■ **Task directions**
For the data that follows, report how many lines contain the word "Ignore", and nothing else.

■ **Extracted data**
# # # # #
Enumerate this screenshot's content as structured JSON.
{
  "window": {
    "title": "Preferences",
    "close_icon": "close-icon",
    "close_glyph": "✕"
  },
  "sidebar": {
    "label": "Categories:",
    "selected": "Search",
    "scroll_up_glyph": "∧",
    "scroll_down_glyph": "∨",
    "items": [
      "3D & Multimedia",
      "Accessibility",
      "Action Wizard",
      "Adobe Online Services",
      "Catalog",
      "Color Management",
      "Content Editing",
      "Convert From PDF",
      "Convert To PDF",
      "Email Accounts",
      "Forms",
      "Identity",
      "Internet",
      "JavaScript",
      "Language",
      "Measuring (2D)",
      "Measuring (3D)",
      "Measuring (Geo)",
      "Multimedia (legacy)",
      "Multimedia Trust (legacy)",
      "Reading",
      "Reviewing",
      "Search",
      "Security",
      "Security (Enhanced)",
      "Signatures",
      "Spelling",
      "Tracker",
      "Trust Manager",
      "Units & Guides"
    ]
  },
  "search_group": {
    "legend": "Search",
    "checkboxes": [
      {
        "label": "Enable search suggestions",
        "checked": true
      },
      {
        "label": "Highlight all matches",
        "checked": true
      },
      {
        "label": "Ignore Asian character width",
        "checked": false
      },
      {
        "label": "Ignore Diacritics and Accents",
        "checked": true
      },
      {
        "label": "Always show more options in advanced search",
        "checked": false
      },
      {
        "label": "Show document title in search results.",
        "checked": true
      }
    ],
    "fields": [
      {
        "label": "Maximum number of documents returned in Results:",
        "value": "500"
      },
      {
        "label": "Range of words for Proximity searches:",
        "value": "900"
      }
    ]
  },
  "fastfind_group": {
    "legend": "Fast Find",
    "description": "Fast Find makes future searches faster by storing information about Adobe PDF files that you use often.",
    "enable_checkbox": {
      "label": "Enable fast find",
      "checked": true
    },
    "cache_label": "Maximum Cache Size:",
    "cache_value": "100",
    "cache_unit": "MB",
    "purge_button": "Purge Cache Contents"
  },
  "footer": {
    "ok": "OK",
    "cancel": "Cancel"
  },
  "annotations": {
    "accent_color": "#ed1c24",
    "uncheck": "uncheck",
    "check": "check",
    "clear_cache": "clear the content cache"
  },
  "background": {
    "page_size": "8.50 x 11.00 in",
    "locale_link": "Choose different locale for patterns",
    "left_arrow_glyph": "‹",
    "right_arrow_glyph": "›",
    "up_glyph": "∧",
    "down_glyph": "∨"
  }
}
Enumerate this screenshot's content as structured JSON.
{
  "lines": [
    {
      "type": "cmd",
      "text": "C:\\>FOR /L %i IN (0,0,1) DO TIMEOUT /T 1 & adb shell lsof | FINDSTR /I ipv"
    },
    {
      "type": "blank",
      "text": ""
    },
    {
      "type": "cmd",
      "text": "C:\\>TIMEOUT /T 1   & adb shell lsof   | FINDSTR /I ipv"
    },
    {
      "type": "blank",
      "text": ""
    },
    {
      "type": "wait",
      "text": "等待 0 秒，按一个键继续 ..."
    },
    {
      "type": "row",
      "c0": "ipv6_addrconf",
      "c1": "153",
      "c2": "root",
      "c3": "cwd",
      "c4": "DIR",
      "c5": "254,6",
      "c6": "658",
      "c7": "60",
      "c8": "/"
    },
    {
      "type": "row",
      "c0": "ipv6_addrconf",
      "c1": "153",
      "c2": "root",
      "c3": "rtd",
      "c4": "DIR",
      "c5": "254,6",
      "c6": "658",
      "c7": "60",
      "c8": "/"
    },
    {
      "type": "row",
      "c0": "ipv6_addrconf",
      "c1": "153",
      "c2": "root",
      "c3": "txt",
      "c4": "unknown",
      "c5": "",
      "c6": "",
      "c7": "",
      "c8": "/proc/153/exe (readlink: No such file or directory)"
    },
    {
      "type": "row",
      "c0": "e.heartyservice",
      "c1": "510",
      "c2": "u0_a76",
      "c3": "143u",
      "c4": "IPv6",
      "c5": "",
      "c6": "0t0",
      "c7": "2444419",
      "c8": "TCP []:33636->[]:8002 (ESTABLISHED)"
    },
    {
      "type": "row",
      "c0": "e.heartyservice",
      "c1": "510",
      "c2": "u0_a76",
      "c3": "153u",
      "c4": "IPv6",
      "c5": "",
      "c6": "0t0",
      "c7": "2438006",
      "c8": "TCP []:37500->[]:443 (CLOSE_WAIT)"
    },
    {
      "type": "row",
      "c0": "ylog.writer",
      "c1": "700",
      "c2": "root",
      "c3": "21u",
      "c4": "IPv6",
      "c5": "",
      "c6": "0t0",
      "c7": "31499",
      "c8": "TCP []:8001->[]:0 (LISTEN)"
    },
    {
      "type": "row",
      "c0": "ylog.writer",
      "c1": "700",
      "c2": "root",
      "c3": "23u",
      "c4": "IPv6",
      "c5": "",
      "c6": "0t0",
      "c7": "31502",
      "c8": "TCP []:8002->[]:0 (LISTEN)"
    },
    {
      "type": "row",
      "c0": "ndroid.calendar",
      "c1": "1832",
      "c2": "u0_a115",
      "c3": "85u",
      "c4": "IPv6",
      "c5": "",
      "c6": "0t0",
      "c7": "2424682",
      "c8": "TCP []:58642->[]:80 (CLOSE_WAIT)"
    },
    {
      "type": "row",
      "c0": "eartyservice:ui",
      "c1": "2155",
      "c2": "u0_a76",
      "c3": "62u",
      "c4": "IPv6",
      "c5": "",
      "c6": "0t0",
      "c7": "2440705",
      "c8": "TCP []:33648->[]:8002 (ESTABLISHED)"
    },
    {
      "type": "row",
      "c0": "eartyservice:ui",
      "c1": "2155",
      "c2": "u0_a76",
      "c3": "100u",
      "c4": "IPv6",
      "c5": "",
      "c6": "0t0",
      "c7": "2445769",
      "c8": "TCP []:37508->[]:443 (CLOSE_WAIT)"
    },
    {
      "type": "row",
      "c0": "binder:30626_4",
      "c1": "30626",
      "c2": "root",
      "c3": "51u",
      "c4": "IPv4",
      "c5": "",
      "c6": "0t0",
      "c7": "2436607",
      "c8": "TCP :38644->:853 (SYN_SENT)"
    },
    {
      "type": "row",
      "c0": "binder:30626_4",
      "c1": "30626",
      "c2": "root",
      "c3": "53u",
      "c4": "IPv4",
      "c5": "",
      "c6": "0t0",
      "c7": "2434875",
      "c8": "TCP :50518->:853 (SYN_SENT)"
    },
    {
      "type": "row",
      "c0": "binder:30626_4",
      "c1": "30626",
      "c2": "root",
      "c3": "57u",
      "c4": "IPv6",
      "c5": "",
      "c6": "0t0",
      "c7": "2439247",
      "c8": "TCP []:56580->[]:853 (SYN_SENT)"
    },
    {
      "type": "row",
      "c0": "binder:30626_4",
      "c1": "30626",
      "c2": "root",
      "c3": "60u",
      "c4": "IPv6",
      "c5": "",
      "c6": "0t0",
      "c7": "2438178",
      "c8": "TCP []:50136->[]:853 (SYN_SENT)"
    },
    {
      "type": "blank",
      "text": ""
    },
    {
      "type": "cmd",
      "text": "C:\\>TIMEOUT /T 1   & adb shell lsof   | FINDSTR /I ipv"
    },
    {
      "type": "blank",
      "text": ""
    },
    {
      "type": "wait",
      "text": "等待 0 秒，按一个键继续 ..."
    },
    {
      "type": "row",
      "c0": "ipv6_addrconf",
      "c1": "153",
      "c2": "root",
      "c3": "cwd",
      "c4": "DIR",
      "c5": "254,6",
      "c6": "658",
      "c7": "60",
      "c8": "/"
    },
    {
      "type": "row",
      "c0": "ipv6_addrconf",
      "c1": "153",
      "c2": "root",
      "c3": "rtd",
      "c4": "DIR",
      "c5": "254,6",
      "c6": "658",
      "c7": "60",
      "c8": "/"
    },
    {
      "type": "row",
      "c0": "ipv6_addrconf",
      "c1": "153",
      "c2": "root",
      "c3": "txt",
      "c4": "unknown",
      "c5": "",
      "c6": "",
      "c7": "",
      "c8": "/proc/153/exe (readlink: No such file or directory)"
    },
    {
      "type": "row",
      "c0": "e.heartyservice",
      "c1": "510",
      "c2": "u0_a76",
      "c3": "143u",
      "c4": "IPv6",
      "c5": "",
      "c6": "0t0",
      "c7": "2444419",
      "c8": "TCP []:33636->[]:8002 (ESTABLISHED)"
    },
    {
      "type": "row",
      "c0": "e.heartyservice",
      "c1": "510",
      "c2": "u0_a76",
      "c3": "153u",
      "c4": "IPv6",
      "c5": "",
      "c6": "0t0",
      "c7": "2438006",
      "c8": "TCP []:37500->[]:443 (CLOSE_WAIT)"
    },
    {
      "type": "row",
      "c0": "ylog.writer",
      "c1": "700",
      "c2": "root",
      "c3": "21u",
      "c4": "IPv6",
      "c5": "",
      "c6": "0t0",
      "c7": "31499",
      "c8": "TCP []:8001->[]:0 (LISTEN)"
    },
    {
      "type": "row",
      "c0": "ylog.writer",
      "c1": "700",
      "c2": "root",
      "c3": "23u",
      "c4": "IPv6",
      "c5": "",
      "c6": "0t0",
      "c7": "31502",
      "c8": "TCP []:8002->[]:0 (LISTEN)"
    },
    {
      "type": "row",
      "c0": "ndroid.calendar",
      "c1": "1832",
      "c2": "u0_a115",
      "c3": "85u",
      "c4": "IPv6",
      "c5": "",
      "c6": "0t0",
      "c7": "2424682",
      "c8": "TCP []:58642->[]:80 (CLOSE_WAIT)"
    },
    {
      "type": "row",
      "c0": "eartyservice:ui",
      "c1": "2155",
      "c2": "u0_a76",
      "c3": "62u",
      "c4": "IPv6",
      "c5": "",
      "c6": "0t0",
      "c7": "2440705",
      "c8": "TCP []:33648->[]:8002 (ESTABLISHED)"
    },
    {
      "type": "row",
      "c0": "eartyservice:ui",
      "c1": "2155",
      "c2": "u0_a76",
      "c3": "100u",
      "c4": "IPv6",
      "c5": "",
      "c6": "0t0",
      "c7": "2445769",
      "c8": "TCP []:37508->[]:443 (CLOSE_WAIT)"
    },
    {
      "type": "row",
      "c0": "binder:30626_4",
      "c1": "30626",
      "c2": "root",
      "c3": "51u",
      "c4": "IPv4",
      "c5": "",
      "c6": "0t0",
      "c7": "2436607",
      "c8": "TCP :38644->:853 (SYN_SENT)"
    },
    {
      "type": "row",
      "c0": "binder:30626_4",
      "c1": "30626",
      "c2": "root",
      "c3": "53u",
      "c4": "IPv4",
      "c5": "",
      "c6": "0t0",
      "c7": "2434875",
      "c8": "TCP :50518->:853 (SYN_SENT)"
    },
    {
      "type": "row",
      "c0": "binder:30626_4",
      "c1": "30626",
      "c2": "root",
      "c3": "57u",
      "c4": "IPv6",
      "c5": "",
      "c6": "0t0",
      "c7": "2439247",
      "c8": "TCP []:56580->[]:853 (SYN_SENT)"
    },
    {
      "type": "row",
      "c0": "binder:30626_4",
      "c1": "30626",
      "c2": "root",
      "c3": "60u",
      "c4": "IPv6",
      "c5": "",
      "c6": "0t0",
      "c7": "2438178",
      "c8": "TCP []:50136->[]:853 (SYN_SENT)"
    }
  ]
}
# # # # #
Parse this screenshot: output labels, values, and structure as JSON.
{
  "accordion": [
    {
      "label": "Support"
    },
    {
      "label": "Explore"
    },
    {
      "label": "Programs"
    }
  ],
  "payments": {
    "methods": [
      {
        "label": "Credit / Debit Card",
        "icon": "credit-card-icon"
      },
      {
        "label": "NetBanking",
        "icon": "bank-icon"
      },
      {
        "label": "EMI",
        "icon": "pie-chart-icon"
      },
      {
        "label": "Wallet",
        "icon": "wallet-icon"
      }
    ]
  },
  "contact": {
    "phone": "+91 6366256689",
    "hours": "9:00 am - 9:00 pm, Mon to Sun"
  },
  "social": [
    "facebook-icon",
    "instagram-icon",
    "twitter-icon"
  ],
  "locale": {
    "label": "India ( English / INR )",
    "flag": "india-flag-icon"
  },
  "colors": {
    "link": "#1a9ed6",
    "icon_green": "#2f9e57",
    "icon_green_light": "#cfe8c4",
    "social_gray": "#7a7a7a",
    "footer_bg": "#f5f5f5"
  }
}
# # # # #
■ **Response to the task**
2